--- BEGIN Material to process ---

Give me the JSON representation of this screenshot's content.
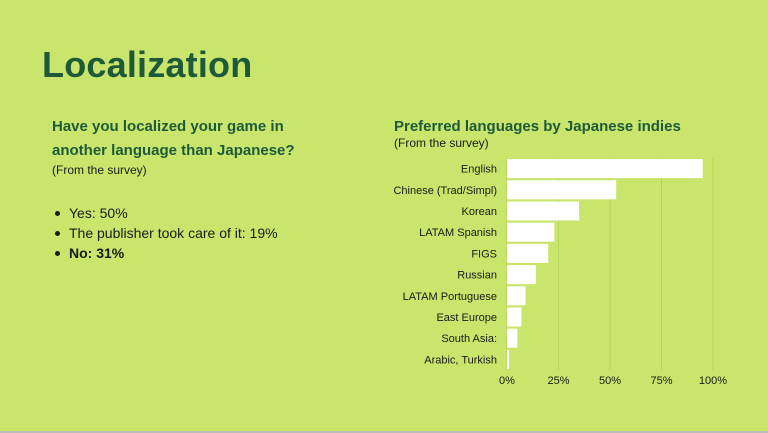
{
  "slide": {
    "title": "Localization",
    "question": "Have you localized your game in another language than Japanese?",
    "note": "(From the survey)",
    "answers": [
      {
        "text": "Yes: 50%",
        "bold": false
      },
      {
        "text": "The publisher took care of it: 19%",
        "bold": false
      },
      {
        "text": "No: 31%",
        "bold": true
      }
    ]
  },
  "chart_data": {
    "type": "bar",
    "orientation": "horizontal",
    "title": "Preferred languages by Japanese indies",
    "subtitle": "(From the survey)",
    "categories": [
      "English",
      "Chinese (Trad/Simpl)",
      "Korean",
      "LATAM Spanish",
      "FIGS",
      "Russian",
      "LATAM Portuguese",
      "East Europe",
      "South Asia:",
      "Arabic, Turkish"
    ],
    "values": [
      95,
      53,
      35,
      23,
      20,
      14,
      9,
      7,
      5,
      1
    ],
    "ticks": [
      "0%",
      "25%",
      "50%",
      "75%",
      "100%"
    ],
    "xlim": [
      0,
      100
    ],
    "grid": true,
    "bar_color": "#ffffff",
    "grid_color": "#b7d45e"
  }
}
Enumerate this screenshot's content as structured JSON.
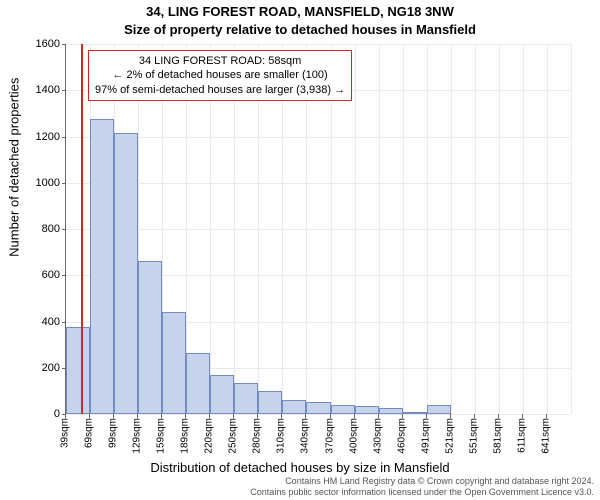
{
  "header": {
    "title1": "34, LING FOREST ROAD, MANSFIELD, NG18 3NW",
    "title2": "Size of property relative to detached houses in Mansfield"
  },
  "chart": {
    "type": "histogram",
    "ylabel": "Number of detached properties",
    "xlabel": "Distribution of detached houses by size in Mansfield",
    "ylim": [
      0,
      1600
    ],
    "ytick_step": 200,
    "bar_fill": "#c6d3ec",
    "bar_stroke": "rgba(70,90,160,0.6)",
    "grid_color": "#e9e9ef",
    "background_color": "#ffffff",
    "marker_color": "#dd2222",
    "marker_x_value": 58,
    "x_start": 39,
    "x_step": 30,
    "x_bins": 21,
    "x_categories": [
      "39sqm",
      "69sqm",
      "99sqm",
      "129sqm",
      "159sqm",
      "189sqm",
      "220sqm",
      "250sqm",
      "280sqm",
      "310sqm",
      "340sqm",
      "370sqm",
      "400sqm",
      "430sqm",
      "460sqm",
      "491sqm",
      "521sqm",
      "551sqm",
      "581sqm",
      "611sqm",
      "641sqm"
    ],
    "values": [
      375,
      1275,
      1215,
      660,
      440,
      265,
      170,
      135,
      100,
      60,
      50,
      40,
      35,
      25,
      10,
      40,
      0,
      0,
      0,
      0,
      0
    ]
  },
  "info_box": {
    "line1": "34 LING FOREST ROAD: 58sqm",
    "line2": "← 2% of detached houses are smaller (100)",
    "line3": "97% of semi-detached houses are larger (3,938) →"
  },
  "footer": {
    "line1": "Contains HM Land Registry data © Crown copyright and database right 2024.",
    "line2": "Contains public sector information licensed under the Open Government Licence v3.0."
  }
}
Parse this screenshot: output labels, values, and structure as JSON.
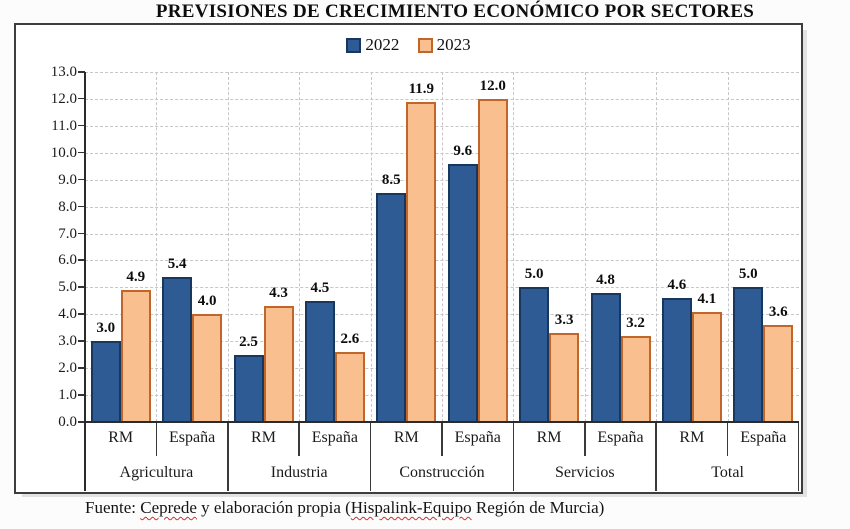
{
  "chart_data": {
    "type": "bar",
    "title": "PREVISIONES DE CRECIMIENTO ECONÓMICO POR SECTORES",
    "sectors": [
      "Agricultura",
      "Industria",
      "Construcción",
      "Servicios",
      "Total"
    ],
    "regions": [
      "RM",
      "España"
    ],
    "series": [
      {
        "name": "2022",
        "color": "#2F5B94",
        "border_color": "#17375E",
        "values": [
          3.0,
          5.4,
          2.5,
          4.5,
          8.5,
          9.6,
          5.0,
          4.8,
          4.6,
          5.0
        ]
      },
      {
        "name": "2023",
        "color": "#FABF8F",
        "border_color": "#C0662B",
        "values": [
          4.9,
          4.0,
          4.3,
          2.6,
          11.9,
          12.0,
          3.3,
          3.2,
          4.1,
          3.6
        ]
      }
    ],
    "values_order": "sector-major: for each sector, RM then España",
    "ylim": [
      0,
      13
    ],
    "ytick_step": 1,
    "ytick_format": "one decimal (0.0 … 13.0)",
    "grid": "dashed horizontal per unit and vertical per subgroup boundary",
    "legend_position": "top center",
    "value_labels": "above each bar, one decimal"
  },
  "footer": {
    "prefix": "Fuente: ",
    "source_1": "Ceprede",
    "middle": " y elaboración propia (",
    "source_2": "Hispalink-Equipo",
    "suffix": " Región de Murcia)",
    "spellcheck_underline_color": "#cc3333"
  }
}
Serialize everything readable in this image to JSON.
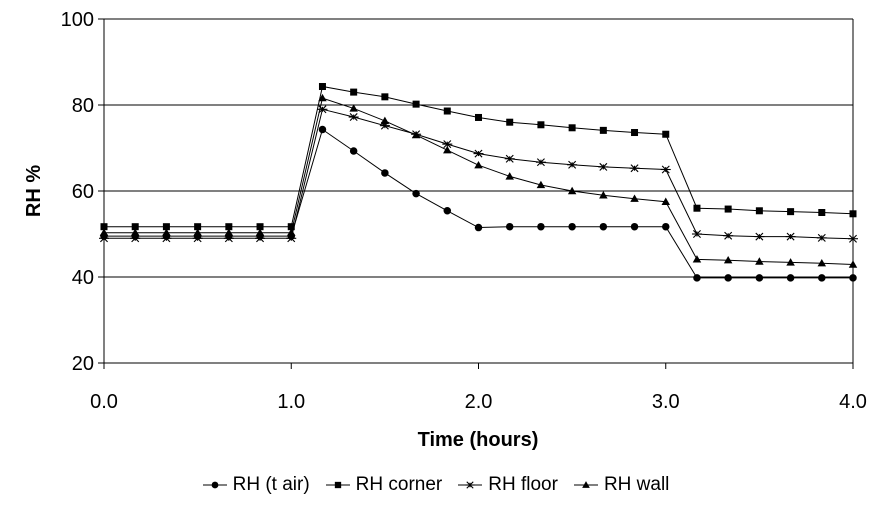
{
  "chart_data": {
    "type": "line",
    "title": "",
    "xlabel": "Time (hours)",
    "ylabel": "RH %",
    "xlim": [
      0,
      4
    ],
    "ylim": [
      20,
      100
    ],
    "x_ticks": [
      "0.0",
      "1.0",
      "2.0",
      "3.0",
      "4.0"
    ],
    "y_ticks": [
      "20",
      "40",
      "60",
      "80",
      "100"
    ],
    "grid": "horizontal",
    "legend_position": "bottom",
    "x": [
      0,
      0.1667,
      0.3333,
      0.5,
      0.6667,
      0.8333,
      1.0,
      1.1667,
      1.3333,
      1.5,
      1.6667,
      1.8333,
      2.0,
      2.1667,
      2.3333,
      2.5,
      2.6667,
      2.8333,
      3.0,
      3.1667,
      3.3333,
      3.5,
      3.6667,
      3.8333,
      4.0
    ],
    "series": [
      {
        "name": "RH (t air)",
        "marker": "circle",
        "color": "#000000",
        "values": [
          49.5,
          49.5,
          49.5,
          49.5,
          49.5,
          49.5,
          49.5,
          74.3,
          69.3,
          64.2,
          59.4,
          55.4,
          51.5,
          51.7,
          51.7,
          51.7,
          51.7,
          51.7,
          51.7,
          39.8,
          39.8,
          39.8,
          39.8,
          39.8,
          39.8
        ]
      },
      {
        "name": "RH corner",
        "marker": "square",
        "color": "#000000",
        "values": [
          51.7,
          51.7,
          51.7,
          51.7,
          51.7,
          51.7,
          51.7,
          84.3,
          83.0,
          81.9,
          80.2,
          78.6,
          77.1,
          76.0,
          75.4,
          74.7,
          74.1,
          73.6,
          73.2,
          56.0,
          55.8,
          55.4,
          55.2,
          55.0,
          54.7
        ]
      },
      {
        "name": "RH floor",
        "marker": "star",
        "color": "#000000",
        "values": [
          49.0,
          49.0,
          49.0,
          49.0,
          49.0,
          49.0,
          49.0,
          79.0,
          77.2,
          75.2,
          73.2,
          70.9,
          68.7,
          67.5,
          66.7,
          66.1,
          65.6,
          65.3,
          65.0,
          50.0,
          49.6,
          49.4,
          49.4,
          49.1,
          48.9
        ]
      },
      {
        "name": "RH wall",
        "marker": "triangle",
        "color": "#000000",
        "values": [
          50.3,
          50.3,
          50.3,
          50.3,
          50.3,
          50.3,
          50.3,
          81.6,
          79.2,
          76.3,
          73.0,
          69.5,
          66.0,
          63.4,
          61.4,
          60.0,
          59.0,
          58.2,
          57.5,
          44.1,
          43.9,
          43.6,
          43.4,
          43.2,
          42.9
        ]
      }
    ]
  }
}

--- END Material to process ---

### Description of the task:
Of all the lines above, how many contain "houses"? Give the number and nothing more.

### Exercise output:
4